··· Given records ···
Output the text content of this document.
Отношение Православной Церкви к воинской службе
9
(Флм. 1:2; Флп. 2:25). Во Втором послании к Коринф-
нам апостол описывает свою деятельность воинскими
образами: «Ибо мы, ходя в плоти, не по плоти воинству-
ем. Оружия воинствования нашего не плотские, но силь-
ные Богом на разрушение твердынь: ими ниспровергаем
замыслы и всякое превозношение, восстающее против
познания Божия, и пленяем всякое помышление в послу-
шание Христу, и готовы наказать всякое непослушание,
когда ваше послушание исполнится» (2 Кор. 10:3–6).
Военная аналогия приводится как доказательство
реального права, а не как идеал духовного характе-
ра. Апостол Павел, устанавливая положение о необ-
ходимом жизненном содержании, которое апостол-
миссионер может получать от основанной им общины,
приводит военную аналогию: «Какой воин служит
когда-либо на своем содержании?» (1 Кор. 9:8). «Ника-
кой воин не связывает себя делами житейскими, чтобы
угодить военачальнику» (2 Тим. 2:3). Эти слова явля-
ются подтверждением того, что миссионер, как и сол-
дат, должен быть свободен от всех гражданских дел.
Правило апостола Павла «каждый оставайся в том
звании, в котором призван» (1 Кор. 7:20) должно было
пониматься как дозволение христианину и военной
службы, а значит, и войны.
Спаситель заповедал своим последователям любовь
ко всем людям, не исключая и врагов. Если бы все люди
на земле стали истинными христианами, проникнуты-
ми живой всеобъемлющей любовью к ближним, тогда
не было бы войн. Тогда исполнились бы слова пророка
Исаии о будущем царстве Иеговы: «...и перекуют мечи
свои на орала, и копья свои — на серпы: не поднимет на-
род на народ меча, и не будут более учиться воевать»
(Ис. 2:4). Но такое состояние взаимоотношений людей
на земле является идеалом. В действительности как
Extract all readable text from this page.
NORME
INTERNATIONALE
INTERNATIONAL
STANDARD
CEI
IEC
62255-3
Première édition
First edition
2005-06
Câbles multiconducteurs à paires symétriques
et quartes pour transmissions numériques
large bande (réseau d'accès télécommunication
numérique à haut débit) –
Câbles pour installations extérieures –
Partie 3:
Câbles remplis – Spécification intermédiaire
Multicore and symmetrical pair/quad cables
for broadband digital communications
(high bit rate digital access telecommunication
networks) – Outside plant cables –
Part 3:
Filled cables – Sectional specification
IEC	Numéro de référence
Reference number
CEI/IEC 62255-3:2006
···
- Stated exercise: Repeat every record, exactly as written.

- Response to this task:
Output the text content of this document.
Отношение Православной Церкви к воинской службе
9
(Флм. 1:2; Флп. 2:25). Во Втором послании к Коринф-
нам апостол описывает свою деятельность воинскими
образами: «Ибо мы, ходя в плоти, не по плоти воинству-
ем. Оружия воинствования нашего не плотские, но силь-
ные Богом на разрушение твердынь: ими ниспровергаем
замыслы и всякое превозношение, восстающее против
познания Божия, и пленяем всякое помышление в послу-
шание Христу, и готовы наказать всякое непослушание,
когда ваше послушание исполнится» (2 Кор. 10:3–6).
Военная аналогия приводится как доказательство
реального права, а не как идеал духовного характе-
ра. Апостол Павел, устанавливая положение о необ-
ходимом жизненном содержании, которое апостол-
миссионер может получать от основанной им общины,
приводит военную аналогию: «Какой воин служит
когда-либо на своем содержании?» (1 Кор. 9:8). «Ника-
кой воин не связывает себя делами житейскими, чтобы
угодить военачальнику» (2 Тим. 2:3). Эти слова явля-
ются подтверждением того, что миссионер, как и сол-
дат, должен быть свободен от всех гражданских дел.
Правило апостола Павла «каждый оставайся в том
звании, в котором призван» (1 Кор. 7:20) должно было
пониматься как дозволение христианину и военной
службы, а значит, и войны.
Спаситель заповедал своим последователям любовь
ко всем людям, не исключая и врагов. Если бы все люди
на земле стали истинными христианами, проникнуты-
ми живой всеобъемлющей любовью к ближним, тогда
не было бы войн. Тогда исполнились бы слова пророка
Исаии о будущем царстве Иеговы: «...и перекуют мечи
свои на орала, и копья свои — на серпы: не поднимет на-
род на народ меча, и не будут более учиться воевать»
(Ис. 2:4). Но такое состояние взаимоотношений людей
на земле является идеалом. В действительности как
Extract all readable text from this page.
NORME
INTERNATIONALE
INTERNATIONAL
STANDARD
CEI
IEC
62255-3
Première édition
First edition
2005-06
Câbles multiconducteurs à paires symétriques
et quartes pour transmissions numériques
large bande (réseau d'accès télécommunication
numérique à haut débit) –
Câbles pour installations extérieures –
Partie 3:
Câbles remplis – Spécification intermédiaire
Multicore and symmetrical pair/quad cables
for broadband digital communications
(high bit rate digital access telecommunication
networks) – Outside plant cables –
Part 3:
Filled cables – Sectional specification
IEC	Numéro de référence
Reference number
CEI/IEC 62255-3:2006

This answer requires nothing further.